Exercise objective - Repeat the data lines exactly, from the line with "Detect and localize" up to and including the line with "part-b-text: (10 points)".

### Given data

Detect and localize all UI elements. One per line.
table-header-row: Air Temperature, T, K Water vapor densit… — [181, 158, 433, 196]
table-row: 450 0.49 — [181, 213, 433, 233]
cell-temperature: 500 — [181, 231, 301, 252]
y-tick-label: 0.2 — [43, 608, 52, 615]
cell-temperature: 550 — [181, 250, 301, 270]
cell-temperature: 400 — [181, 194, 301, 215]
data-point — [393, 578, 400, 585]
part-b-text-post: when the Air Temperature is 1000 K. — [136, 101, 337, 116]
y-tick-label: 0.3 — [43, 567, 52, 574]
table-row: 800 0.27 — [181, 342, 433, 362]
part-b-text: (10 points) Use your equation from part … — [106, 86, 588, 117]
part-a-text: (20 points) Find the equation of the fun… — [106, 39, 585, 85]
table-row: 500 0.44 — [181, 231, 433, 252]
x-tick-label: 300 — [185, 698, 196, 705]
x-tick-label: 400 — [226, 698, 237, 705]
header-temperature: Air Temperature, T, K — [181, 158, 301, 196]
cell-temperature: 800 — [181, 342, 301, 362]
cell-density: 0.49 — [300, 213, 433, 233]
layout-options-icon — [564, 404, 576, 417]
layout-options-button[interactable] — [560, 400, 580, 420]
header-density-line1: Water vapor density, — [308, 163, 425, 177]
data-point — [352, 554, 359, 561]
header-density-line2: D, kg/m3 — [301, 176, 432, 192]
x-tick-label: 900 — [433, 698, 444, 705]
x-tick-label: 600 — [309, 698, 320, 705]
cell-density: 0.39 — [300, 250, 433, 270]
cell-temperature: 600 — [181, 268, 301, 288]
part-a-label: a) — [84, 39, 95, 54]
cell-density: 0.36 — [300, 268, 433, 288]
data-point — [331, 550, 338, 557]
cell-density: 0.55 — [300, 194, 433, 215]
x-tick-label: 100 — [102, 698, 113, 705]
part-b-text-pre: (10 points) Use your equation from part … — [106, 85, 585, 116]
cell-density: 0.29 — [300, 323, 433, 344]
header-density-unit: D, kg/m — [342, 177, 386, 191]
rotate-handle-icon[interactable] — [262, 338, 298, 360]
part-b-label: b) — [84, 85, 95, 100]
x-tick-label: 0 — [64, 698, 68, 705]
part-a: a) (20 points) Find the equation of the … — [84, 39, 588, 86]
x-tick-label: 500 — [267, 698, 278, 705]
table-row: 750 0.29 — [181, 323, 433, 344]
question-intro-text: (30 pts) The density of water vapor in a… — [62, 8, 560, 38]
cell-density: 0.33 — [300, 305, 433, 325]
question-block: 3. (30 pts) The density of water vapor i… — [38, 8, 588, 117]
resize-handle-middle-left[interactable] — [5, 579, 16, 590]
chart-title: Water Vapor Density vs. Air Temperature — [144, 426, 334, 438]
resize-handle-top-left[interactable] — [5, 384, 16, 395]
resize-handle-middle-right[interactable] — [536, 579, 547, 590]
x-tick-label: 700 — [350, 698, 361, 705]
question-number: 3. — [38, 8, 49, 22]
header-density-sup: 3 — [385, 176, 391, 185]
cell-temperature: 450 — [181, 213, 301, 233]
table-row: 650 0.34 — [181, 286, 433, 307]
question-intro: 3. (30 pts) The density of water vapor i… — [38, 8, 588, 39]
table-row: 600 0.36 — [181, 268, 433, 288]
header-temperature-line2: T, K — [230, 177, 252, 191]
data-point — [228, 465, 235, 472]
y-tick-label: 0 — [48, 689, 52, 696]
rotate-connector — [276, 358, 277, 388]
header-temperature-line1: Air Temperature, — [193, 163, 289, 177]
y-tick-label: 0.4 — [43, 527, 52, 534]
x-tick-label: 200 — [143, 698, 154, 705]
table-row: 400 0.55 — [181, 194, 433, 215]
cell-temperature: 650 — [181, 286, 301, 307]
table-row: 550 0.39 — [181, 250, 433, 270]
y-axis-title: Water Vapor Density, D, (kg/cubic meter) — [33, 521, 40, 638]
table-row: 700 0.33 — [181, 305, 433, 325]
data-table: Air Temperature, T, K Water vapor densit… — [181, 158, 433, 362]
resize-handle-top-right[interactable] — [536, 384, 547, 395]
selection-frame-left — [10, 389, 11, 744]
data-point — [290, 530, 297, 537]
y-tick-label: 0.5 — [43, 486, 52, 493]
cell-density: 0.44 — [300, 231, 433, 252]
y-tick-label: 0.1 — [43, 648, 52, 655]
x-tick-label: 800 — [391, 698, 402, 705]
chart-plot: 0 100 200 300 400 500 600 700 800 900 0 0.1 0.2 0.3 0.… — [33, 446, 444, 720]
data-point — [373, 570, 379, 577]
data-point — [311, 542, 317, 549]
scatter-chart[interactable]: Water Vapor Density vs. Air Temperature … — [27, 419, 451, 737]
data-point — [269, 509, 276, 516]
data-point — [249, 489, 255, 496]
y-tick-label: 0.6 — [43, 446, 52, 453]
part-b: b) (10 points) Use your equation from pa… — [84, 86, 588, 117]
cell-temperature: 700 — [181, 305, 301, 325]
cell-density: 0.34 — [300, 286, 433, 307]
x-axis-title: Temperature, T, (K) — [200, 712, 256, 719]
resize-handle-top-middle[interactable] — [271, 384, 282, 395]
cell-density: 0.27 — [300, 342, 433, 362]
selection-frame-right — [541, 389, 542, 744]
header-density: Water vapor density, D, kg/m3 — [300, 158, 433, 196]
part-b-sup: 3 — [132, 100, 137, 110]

######
### Given data

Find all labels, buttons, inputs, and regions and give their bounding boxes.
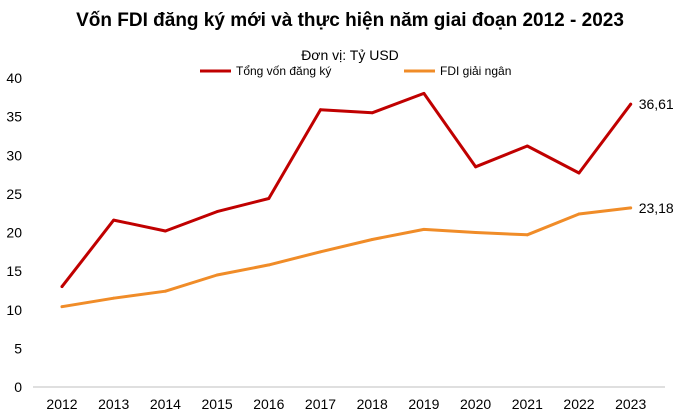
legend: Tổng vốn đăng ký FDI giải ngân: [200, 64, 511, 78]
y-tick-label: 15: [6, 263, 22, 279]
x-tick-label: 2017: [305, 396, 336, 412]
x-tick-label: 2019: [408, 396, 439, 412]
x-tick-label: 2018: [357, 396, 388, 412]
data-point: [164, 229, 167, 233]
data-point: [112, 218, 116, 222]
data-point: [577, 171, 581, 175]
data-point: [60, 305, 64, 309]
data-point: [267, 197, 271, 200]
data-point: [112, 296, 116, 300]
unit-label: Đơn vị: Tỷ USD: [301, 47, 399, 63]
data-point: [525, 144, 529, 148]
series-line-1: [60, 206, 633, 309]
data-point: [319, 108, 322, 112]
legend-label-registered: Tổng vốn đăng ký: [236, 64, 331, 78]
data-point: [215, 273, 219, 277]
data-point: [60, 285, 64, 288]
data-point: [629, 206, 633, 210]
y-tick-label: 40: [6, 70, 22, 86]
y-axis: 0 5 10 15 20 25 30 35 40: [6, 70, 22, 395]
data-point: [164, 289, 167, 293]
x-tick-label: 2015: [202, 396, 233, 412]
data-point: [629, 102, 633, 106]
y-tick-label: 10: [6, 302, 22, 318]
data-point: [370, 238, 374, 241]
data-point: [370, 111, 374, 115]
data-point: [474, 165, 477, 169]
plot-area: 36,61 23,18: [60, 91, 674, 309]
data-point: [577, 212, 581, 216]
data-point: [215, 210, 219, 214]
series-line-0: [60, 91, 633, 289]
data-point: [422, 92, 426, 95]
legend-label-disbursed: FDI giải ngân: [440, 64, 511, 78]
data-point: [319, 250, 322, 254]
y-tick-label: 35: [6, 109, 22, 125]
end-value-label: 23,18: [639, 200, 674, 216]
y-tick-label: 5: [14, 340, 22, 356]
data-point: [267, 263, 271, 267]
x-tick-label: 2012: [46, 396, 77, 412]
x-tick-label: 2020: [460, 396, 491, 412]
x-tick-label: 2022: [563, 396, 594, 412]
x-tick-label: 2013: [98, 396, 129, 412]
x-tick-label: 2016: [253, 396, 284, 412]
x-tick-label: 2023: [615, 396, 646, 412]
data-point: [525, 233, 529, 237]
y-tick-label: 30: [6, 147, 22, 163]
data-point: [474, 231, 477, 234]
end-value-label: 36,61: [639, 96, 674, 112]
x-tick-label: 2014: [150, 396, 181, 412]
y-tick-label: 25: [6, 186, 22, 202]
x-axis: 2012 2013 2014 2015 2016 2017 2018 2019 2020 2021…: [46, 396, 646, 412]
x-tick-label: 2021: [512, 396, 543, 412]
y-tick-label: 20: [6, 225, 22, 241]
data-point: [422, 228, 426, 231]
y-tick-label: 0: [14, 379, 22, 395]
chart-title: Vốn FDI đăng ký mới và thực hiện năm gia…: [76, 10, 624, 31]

######

Final result -
Detect and localize all UI elements. One per line.
table-header-row: Air Temperature, T, K Water vapor densit… — [181, 158, 433, 196]
table-row: 450 0.49 — [181, 213, 433, 233]
cell-temperature: 500 — [181, 231, 301, 252]
y-tick-label: 0.2 — [43, 608, 52, 615]
cell-temperature: 550 — [181, 250, 301, 270]
cell-temperature: 400 — [181, 194, 301, 215]
data-point — [393, 578, 400, 585]
part-b-text-post: when the Air Temperature is 1000 K. — [136, 101, 337, 116]
y-tick-label: 0.3 — [43, 567, 52, 574]
table-row: 800 0.27 — [181, 342, 433, 362]
part-b-text: (10 points) Use your equation from part … — [106, 86, 588, 117]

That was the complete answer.